[begin Record list]
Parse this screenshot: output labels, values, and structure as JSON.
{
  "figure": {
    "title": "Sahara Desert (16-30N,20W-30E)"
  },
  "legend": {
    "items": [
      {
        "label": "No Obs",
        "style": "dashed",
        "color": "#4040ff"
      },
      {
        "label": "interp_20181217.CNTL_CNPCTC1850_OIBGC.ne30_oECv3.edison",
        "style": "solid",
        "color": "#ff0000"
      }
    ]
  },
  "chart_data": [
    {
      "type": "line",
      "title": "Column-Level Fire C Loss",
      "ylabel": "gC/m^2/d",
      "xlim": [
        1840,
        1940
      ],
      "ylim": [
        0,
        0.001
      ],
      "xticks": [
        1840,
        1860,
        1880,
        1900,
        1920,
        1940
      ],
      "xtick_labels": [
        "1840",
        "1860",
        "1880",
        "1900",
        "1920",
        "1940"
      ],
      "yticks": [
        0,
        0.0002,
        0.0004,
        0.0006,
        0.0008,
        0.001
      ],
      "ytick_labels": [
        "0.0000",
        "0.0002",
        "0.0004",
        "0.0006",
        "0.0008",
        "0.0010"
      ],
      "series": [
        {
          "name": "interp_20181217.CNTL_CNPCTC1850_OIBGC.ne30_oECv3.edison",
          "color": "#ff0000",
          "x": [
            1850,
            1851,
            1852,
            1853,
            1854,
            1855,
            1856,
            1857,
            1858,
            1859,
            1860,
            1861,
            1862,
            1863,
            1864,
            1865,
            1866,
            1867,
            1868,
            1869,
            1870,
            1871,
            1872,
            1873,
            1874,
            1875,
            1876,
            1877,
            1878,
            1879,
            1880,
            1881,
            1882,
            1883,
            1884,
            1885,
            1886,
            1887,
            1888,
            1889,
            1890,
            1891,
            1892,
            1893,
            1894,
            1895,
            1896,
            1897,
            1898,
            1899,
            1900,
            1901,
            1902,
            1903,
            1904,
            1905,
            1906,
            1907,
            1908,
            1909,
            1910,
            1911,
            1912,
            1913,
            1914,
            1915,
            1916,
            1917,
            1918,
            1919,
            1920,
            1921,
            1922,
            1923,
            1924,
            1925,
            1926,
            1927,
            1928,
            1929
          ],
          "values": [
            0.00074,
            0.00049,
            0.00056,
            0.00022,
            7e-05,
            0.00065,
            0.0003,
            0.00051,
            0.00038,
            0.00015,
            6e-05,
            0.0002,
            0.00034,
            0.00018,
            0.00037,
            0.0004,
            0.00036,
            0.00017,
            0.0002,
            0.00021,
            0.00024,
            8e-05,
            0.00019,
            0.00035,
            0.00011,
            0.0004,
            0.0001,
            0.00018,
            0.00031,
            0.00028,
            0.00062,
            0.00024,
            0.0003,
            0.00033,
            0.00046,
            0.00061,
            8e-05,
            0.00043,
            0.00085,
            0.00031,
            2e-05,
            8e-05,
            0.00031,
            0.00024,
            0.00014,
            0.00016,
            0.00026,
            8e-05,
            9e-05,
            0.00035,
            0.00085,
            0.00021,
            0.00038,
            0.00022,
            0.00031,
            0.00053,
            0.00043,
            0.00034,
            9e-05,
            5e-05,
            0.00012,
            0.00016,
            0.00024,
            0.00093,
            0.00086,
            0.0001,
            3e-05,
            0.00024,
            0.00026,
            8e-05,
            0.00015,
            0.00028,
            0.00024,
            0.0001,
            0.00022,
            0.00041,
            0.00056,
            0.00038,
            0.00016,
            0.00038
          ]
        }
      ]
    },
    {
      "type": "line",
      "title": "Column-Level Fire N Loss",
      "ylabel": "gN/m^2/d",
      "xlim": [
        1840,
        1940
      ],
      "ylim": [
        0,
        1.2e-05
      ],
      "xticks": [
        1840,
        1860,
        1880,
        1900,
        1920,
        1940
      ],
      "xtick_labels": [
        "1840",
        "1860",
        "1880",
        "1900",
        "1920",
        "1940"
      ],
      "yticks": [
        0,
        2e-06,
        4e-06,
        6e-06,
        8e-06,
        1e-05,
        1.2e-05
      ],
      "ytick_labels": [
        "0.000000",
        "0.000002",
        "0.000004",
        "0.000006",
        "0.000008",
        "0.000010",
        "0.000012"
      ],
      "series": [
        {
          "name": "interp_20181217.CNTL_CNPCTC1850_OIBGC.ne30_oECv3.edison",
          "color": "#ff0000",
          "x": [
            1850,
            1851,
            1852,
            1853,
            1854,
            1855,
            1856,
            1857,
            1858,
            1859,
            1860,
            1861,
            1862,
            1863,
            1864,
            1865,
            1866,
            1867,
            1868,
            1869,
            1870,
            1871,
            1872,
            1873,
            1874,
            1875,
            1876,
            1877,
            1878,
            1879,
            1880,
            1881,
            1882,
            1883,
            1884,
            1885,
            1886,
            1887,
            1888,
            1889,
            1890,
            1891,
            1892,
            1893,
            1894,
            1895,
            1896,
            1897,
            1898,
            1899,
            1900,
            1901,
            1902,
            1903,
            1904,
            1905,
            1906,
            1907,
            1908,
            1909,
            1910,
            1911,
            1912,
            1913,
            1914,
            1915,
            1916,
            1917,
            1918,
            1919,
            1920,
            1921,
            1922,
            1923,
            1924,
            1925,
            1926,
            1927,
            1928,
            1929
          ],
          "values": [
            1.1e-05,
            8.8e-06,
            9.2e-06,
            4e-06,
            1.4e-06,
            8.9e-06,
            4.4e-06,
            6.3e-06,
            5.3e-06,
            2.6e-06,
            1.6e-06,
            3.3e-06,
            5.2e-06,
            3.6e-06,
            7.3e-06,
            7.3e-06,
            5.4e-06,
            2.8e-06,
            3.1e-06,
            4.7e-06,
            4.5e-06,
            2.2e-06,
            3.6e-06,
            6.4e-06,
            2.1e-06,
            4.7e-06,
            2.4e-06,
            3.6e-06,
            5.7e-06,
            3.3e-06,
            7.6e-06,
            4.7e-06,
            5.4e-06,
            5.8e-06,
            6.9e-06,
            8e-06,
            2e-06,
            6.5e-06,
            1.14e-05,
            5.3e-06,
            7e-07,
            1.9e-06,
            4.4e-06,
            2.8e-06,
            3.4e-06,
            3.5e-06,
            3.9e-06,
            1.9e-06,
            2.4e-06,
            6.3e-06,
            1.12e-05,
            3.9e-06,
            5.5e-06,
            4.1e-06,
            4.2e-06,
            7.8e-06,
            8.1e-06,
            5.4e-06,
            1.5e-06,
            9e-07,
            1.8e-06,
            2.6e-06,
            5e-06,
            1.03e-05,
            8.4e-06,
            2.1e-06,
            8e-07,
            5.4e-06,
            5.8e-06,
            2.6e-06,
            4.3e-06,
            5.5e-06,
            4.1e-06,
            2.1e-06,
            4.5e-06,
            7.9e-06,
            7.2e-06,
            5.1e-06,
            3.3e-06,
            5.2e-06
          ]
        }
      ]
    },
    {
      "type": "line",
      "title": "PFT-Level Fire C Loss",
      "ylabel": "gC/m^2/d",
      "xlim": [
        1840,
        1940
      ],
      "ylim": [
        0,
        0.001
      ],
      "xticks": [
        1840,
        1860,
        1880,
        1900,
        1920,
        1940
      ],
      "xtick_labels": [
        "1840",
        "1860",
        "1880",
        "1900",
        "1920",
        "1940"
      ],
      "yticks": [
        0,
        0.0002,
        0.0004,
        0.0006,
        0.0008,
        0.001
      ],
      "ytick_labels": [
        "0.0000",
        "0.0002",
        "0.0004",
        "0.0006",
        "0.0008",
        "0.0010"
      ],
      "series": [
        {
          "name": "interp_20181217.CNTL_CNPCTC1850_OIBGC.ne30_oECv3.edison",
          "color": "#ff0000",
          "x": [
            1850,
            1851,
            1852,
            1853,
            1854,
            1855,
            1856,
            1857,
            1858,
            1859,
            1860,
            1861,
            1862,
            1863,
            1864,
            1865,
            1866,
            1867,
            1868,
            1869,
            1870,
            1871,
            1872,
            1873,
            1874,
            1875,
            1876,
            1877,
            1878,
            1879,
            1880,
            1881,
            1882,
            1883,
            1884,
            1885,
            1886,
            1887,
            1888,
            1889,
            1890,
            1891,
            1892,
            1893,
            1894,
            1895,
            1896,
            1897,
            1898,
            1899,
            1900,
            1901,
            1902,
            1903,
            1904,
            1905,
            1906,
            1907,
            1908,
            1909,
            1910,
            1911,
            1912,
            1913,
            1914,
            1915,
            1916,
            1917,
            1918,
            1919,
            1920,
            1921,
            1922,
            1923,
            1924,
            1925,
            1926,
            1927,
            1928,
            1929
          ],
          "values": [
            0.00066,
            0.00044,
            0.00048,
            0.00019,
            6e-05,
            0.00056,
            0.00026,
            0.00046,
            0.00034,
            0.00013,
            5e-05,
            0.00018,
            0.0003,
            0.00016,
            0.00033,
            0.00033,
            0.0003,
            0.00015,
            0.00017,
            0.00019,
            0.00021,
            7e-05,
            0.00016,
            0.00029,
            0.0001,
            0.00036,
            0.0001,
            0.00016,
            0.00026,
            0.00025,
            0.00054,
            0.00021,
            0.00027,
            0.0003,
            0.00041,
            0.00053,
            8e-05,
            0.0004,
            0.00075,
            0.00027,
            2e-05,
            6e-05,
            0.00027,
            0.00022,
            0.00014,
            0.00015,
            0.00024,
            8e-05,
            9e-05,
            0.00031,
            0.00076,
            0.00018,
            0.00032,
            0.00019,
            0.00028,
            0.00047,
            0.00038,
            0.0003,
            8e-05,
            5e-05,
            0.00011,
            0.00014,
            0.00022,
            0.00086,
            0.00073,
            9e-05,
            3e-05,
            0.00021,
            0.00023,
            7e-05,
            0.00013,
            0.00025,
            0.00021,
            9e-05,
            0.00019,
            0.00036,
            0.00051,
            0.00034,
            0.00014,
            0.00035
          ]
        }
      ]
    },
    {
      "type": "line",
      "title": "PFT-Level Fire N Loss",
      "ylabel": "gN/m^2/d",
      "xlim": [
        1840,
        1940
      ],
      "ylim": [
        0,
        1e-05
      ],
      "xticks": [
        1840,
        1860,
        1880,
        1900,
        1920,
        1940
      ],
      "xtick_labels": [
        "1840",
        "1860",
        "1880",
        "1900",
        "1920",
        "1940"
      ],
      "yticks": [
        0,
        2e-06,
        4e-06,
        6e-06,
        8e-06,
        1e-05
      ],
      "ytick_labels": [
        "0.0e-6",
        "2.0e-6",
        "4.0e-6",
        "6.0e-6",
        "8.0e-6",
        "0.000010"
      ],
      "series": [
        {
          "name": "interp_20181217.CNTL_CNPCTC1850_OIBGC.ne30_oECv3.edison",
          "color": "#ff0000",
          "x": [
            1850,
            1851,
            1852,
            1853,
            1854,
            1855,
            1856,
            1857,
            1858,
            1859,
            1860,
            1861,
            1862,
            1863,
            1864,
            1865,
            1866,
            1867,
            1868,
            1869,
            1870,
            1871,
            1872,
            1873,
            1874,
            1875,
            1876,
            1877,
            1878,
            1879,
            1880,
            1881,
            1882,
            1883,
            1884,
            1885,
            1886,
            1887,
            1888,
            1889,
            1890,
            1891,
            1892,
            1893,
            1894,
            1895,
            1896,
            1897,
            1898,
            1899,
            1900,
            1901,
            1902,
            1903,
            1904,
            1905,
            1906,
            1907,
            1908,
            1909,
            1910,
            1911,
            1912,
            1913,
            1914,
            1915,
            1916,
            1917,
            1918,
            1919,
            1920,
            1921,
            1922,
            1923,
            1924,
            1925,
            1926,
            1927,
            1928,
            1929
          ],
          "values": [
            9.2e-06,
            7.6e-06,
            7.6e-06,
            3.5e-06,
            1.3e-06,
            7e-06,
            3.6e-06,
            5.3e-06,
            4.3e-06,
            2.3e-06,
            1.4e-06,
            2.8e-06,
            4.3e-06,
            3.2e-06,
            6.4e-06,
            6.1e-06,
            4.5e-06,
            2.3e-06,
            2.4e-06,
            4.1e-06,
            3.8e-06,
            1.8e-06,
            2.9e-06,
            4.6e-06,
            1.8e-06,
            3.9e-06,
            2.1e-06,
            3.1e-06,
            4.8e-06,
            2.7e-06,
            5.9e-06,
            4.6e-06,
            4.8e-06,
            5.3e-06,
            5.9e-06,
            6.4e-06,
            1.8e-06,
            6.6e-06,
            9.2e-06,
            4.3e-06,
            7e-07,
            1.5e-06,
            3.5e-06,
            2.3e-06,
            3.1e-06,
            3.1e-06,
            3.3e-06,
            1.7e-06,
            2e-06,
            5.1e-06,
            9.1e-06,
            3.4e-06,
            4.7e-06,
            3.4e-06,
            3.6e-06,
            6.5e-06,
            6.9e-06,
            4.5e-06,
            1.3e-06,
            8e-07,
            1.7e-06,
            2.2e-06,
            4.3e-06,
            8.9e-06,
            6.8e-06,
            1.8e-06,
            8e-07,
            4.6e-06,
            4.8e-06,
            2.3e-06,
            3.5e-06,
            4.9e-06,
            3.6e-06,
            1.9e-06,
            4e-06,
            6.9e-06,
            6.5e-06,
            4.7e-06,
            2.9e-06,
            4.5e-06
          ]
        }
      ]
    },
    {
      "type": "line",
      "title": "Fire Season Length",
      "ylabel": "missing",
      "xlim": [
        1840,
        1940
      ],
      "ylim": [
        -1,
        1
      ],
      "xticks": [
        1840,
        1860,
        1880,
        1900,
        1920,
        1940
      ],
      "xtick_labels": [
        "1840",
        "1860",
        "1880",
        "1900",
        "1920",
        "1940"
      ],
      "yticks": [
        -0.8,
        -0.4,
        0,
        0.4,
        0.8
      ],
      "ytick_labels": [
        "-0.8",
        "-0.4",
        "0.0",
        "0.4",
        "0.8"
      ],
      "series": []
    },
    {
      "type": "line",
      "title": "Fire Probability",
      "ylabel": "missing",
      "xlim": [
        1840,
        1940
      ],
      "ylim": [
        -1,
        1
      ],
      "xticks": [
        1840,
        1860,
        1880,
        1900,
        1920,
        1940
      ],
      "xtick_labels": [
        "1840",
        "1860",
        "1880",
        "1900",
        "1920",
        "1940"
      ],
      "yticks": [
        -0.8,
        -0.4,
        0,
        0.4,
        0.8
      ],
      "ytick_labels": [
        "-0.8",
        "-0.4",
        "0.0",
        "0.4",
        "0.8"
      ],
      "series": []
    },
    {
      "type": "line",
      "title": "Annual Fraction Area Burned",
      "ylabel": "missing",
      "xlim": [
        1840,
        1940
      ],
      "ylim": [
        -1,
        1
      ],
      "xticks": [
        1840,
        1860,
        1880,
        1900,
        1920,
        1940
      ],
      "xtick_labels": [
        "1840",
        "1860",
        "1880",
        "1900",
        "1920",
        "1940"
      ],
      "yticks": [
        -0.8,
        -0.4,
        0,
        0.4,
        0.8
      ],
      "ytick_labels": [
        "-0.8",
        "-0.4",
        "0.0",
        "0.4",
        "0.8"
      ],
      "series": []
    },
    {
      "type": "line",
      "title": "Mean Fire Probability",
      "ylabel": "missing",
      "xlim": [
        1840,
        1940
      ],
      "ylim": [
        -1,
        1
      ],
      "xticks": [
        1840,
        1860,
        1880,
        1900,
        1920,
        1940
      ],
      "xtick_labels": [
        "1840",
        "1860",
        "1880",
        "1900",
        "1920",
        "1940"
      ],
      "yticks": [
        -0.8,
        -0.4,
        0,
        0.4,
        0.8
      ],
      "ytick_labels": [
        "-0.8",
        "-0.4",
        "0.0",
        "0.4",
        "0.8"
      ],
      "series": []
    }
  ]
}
[end Record list]
# Short problem:
Go through the entries above and copy every line containing "Loss".

# Worked solution:
      "title": "Column-Level Fire C Loss",
      "title": "Column-Level Fire N Loss",
      "title": "PFT-Level Fire C Loss",
      "title": "PFT-Level Fire N Loss",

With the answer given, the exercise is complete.